● **Goal**: Using the data below, copy every line that contains the word "hemodialysis".

● **Extracted records**:
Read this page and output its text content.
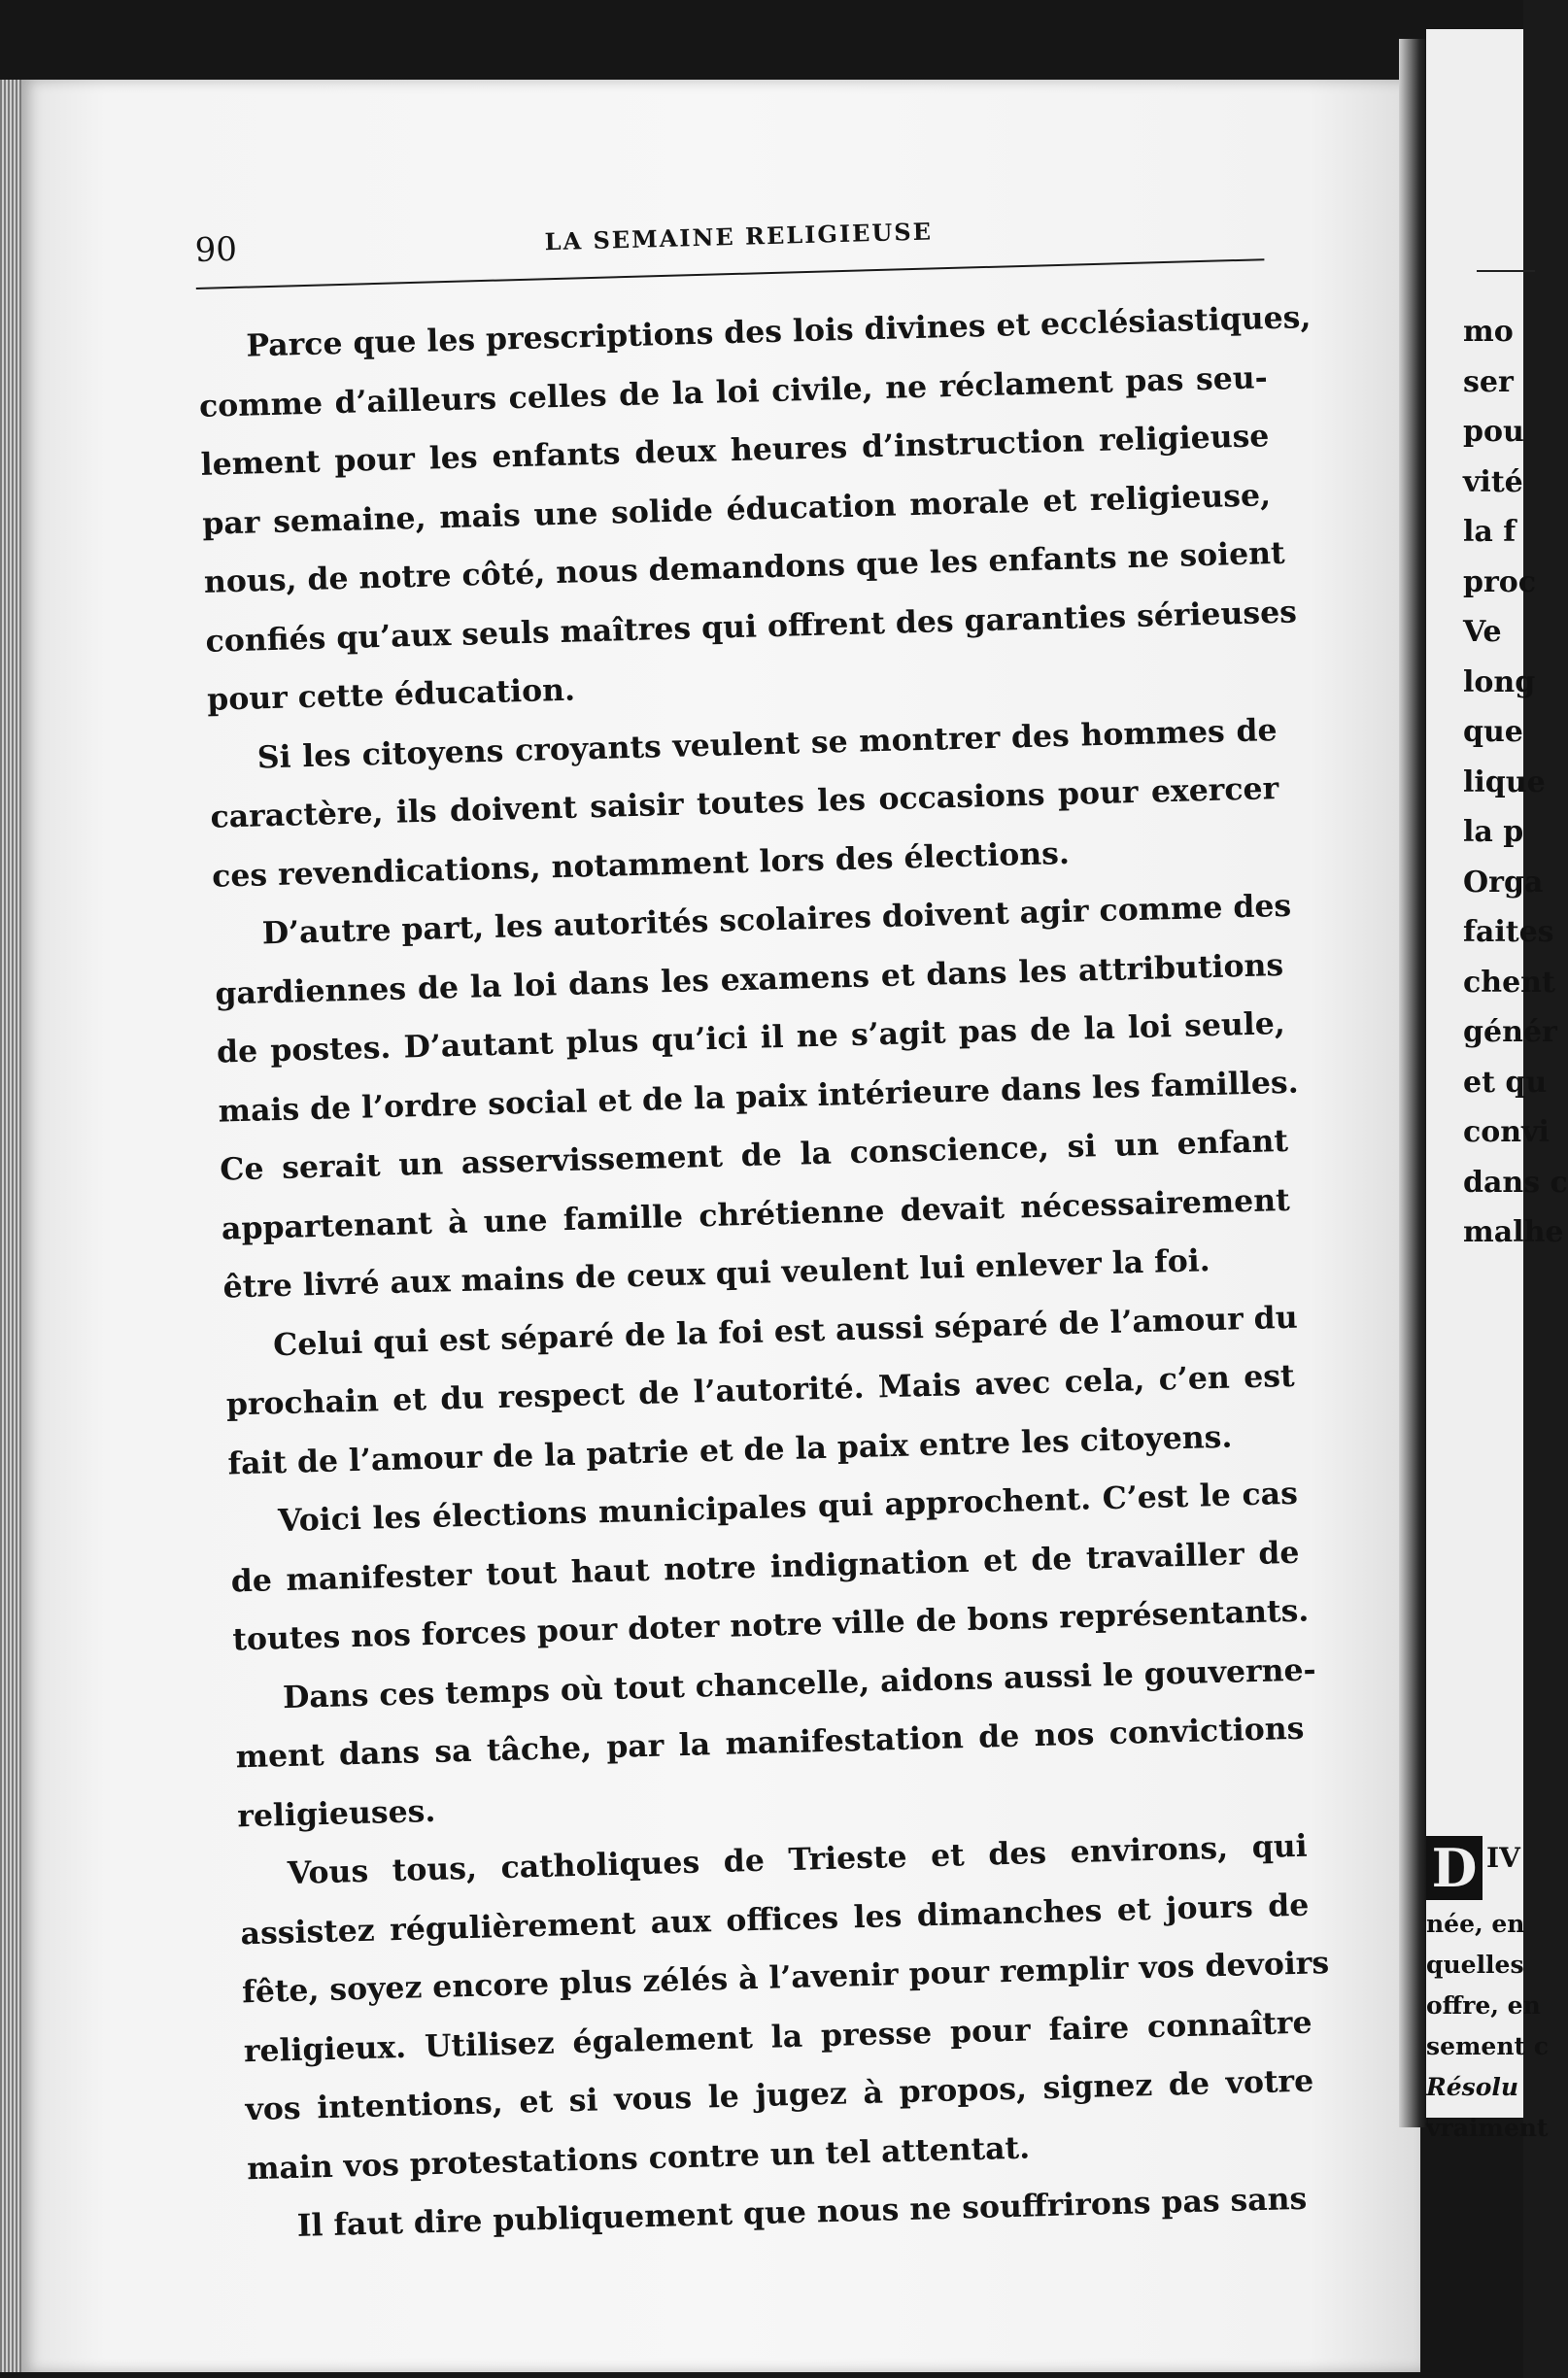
90	LA SEMAINE RELIGIEUSE
Parce que les prescriptions des lois divines et ecclésiastiques,
comme d’ailleurs celles de la loi civile, ne réclament pas seu-
lement pour les enfants deux heures d’instruction religieuse
par semaine, mais une solide éducation morale et religieuse,
nous, de notre côté, nous demandons que les enfants ne soient
confiés qu’aux seuls maîtres qui offrent des garanties sérieuses
pour cette éducation.
Si les citoyens croyants veulent se montrer des hommes de
caractère, ils doivent saisir toutes les occasions pour exercer
ces revendications, notamment lors des élections.
D’autre part, les autorités scolaires doivent agir comme des
gardiennes de la loi dans les examens et dans les attributions
de postes. D’autant plus qu’ici il ne s’agit pas de la loi seule,
mais de l’ordre social et de la paix intérieure dans les familles.
Ce serait un asservissement de la conscience, si un enfant
appartenant à une famille chrétienne devait nécessairement
être livré aux mains de ceux qui veulent lui enlever la foi.
Celui qui est séparé de la foi est aussi séparé de l’amour du
prochain et du respect de l’autorité. Mais avec cela, c’en est
fait de l’amour de la patrie et de la paix entre les citoyens.
Voici les élections municipales qui approchent. C’est le cas
de manifester tout haut notre indignation et de travailler de
toutes nos forces pour doter notre ville de bons représentants.
Dans ces temps où tout chancelle, aidons aussi le gouverne-
ment dans sa tâche, par la manifestation de nos convictions
religieuses.
Vous tous, catholiques de Trieste et des environs, qui
assistez régulièrement aux offices les dimanches et jours de
fête, soyez encore plus zélés à l’avenir pour remplir vos devoirs
religieux. Utilisez également la presse pour faire connaître
vos intentions, et si vous le jugez à propos, signez de votre
main vos protestations contre un tel attentat.
Il faut dire publiquement que nous ne souffrirons pas sans
mo
ser
pou
vité
la f
proc
Ve
long
que
lique
la p
Orga
faites
chent
génér
et qu
convi
dans c
malhe
D IV
née, en
quelles
offre, en
sement c
Résolu
vraiment
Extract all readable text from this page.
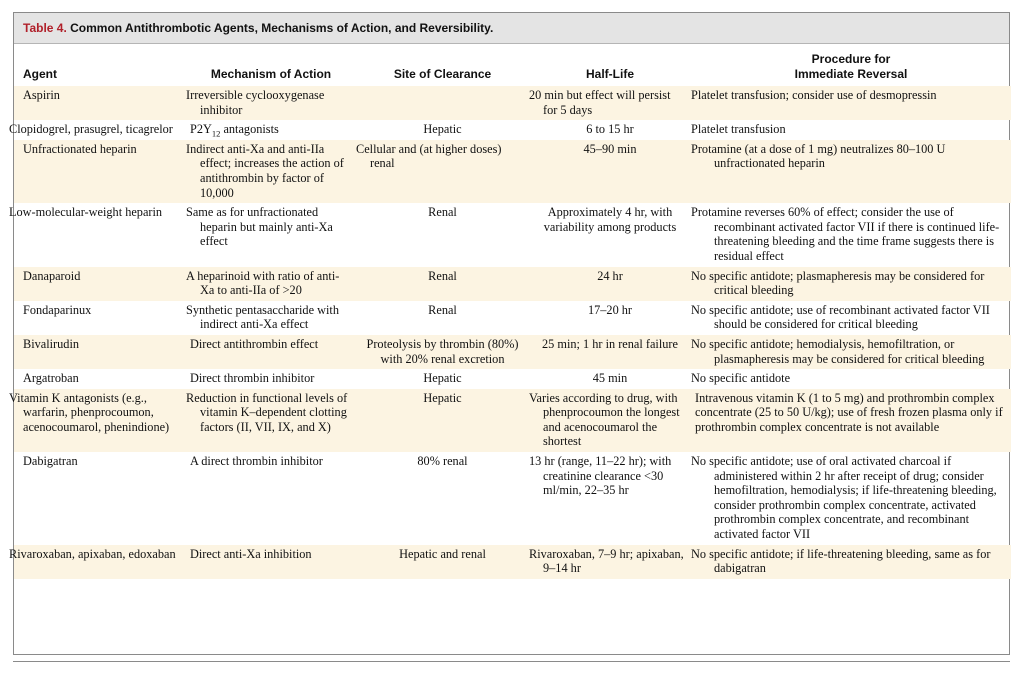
Table 4. Common Antithrombotic Agents, Mechanisms of Action, and Reversibility.
Agent	Mechanism of Action	Site of Clearance	Half-Life	Procedure for
Immediate Reversal
Aspirin	Irreversible cyclooxygenase inhibitor		20 min but effect will persist for 5 days	Platelet transfusion; consider use of desmopressin
Clopidogrel, prasugrel, ticagrelor	$P2Y_{12}$ antagonists	Hepatic	6 to 15 hr	Platelet transfusion
Unfractionated heparin	Indirect anti-Xa and anti-IIa effect; increases the action of antithrombin by factor of 10,000	Cellular and (at higher doses) renal	45–90 min	Protamine (at a dose of 1 mg) neutralizes 80–100 U unfractionated heparin
Low-molecular-weight heparin	Same as for unfractionated heparin but mainly anti-Xa effect	Renal	Approximately 4 hr, with variability among products	Protamine reverses 60% of effect; consider the use of recombinant activated factor VII if there is continued life-threatening bleeding and the time frame suggests there is residual effect
Danaparoid	A heparinoid with ratio of anti-Xa to anti-IIa of >20	Renal	24 hr	No specific antidote; plasmapheresis may be considered for critical bleeding
Fondaparinux	Synthetic pentasaccharide with indirect anti-Xa effect	Renal	17–20 hr	No specific antidote; use of recombinant activated factor VII should be considered for critical bleeding
Bivalirudin	Direct antithrombin effect	Proteolysis by thrombin (80%) with 20% renal excretion	25 min; 1 hr in renal failure	No specific antidote; hemodialysis, hemofiltration, or plasmapheresis may be considered for critical bleeding
Argatroban	Direct thrombin inhibitor	Hepatic	45 min	No specific antidote
Vitamin K antagonists (e.g., warfarin, phenprocoumon, acenocoumarol, phenindione)	Reduction in functional levels of vitamin K–dependent clotting factors (II, VII, IX, and X)	Hepatic	Varies according to drug, with phenprocoumon the longest and acenocoumarol the shortest	Intravenous vitamin K (1 to 5 mg) and prothrombin complex concentrate (25 to 50 U/kg); use of fresh frozen plasma only if prothrombin complex concentrate is not available
Dabigatran	A direct thrombin inhibitor	80% renal	13 hr (range, 11–22 hr); with creatinine clearance <30 ml/min, 22–35 hr	No specific antidote; use of oral activated charcoal if administered within 2 hr after receipt of drug; consider hemofiltration, hemodialysis; if life-threatening bleeding, consider prothrombin complex concentrate, activated prothrombin complex concentrate, and recombinant activated factor VII
Rivaroxaban, apixaban, edoxaban	Direct anti-Xa inhibition	Hepatic and renal	Rivaroxaban, 7–9 hr; apixaban, 9–14 hr	No specific antidote; if life-threatening bleeding, same as for dabigatran
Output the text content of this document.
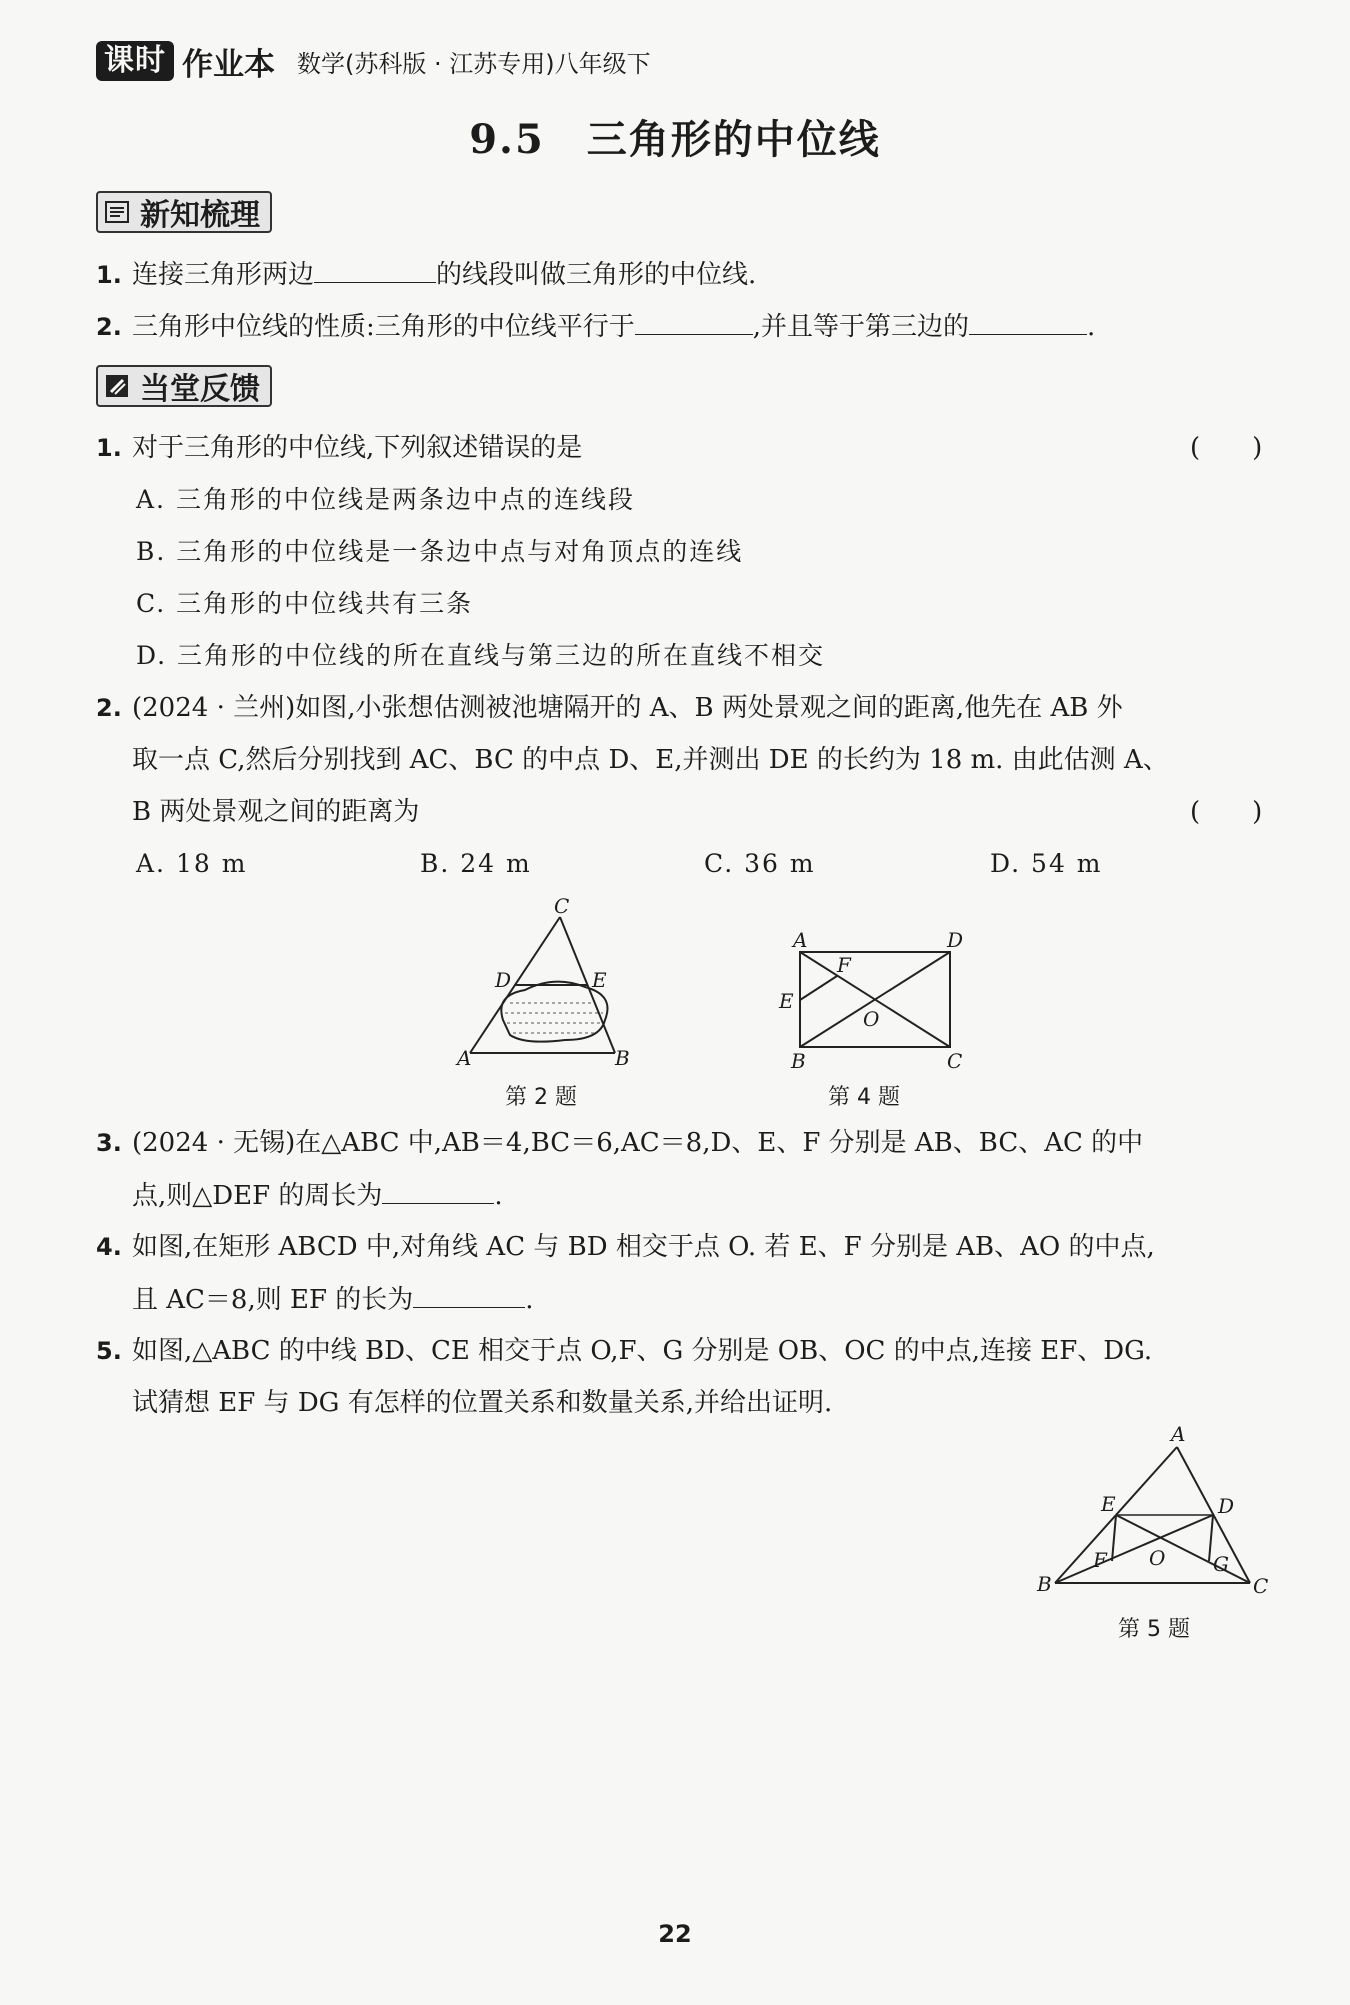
课时 作业本 数学(苏科版 · 江苏专用)八年级下
9.5　三角形的中位线
新知梳理
1. 连接三角形两边	的线段叫做三角形的中位线.
2. 三角形中位线的性质:三角形的中位线平行于	,并且等于第三边的	.
当堂反馈
1. 对于三角形的中位线,下列叙述错误的是	(　　)
A. 三角形的中位线是两条边中点的连线段
B. 三角形的中位线是一条边中点与对角顶点的连线
C. 三角形的中位线共有三条
D. 三角形的中位线的所在直线与第三边的所在直线不相交
2. (2024 · 兰州)如图,小张想估测被池塘隔开的 A、B 两处景观之间的距离,他先在 AB 外
取一点 C,然后分别找到 AC、BC 的中点 D、E,并测出 DE 的长约为 18 m. 由此估测 A、
B 两处景观之间的距离为	(　　)
A. 18 m	B. 24 m	C. 36 m	D. 54 m
C
D	E
A	B
第 2 题
A	D
F
E
O
B	C
第 4 题
3. (2024 · 无锡)在△ABC 中,AB＝4,BC＝6,AC＝8,D、E、F 分别是 AB、BC、AC 的中
点,则△DEF 的周长为	.
4. 如图,在矩形 ABCD 中,对角线 AC 与 BD 相交于点 O. 若 E、F 分别是 AB、AO 的中点,
且 AC＝8,则 EF 的长为	.
5. 如图,△ABC 的中线 BD、CE 相交于点 O,F、G 分别是 OB、OC 的中点,连接 EF、DG.
试猜想 EF 与 DG 有怎样的位置关系和数量关系,并给出证明.
A
E	D
F O G
B	C
第 5 题
22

● **Full response**:
Bivalirudin	Direct antithrombin effect	Proteolysis by thrombin (80%) with 20% renal excretion	25 min; 1 hr in renal failure	No specific antidote; hemodialysis, hemofiltration, or plasmapheresis may be considered for critical bleeding
Dabigatran	A direct thrombin inhibitor	80% renal	13 hr (range, 11–22 hr); with creatinine clearance <30 ml/min, 22–35 hr	No specific antidote; use of oral activated charcoal if administered within 2 hr after receipt of drug; consider hemofiltration, hemodialysis; if life-threatening bleeding, consider prothrombin complex concentrate, activated prothrombin complex concentrate, and recombinant activated factor VII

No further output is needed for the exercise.